-- Dataset items --
══════════════════════════════

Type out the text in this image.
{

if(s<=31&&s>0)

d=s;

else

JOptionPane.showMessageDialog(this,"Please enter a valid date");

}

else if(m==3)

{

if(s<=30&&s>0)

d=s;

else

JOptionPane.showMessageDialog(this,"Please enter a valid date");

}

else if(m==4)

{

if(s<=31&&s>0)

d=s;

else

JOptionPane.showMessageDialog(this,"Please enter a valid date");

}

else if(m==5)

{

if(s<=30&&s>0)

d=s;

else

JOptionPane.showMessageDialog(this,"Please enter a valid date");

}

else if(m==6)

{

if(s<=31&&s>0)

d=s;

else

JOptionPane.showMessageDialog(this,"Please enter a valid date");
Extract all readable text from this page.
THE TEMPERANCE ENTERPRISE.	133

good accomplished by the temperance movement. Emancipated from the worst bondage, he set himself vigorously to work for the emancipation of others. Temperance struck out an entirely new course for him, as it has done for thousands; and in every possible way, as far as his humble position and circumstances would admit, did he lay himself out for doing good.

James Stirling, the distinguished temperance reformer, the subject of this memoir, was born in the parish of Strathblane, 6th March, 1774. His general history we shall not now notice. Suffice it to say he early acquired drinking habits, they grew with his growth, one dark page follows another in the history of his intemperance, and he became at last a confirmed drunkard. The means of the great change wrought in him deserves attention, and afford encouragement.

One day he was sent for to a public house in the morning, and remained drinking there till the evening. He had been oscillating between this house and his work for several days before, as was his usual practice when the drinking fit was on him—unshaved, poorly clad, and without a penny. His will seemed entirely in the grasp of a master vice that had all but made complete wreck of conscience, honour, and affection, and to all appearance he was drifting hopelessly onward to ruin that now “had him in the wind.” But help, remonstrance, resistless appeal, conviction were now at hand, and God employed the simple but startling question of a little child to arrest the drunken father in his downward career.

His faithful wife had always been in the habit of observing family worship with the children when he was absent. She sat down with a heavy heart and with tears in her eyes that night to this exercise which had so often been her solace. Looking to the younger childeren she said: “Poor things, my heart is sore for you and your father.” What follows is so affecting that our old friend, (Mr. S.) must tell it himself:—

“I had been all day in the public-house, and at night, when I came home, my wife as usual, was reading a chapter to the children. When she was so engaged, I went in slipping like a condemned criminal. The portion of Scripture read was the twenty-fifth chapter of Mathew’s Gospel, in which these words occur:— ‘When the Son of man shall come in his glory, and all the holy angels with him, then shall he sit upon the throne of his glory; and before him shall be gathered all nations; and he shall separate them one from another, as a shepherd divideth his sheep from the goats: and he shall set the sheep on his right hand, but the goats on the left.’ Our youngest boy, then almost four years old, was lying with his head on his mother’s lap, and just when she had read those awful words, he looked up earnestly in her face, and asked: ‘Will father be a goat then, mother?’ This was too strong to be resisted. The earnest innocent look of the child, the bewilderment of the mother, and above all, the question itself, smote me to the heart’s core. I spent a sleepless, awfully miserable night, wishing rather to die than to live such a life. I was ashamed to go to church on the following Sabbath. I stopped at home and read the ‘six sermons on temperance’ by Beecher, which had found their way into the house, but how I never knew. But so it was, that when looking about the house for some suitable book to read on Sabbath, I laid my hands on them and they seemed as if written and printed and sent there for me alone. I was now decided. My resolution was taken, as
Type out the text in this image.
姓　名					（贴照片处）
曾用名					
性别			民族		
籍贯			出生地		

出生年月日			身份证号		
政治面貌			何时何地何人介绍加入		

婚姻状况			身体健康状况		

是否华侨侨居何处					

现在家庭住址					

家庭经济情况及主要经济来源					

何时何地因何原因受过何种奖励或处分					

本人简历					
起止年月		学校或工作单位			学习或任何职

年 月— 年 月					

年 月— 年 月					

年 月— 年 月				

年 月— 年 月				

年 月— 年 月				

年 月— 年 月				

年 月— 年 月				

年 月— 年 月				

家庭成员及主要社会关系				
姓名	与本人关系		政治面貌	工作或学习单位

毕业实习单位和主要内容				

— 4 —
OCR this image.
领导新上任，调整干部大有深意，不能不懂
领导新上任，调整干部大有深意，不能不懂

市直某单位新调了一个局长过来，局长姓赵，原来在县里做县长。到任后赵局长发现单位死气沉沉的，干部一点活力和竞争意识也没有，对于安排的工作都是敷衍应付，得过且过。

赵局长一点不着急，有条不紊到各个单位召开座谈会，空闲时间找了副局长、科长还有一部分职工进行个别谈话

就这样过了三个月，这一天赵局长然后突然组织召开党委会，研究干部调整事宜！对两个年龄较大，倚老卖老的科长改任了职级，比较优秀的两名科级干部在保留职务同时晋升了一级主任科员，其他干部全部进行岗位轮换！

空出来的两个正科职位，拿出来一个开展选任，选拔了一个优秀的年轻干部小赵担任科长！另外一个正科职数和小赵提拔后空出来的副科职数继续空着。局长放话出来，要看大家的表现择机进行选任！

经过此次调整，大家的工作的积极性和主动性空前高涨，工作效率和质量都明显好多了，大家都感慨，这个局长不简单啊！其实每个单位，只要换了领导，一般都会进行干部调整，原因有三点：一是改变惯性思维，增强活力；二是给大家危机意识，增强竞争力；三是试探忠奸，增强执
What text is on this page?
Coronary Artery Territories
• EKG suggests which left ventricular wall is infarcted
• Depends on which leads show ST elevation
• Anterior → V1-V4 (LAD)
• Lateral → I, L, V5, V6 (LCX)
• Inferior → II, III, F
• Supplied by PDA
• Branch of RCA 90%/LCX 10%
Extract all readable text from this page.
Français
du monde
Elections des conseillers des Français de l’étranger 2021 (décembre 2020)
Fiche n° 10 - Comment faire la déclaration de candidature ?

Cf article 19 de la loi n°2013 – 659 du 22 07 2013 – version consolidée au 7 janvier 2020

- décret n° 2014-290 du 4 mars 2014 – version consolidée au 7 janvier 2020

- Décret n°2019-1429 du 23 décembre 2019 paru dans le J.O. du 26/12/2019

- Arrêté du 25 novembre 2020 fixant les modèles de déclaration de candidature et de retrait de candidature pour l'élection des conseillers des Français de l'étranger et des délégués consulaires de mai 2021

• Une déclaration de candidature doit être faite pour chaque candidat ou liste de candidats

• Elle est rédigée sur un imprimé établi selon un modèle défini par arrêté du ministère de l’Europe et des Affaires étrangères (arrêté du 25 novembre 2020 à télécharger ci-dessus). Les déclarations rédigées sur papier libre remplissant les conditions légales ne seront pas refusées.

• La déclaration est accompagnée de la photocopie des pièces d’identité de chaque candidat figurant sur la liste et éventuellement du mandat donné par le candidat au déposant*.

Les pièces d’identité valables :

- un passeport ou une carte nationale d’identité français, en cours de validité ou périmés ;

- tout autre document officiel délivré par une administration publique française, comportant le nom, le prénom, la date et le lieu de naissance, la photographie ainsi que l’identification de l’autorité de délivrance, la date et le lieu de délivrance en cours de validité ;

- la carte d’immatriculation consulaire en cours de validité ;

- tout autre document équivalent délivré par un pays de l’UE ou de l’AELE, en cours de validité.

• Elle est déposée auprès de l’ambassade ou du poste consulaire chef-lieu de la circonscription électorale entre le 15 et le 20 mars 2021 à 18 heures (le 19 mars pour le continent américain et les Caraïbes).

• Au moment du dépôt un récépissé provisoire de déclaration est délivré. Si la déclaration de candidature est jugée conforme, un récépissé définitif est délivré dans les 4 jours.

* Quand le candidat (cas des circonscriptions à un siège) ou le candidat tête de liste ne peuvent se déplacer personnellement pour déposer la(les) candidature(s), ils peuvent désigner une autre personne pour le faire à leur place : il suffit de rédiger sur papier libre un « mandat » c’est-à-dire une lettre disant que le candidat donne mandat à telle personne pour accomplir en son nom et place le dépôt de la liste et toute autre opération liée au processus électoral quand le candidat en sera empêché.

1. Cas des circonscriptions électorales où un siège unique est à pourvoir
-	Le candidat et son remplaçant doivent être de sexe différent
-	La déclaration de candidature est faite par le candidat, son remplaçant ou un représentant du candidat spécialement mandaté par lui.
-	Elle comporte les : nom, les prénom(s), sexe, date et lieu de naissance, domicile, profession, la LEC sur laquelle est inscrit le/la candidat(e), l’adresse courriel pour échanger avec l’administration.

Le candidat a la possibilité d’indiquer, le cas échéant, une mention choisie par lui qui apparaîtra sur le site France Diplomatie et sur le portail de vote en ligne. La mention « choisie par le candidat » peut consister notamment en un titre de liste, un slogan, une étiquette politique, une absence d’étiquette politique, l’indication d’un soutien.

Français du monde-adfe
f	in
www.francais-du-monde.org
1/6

══════════════════════════════

Of the lines in the material above, state how many contain the string "janvier"; give no other text.

2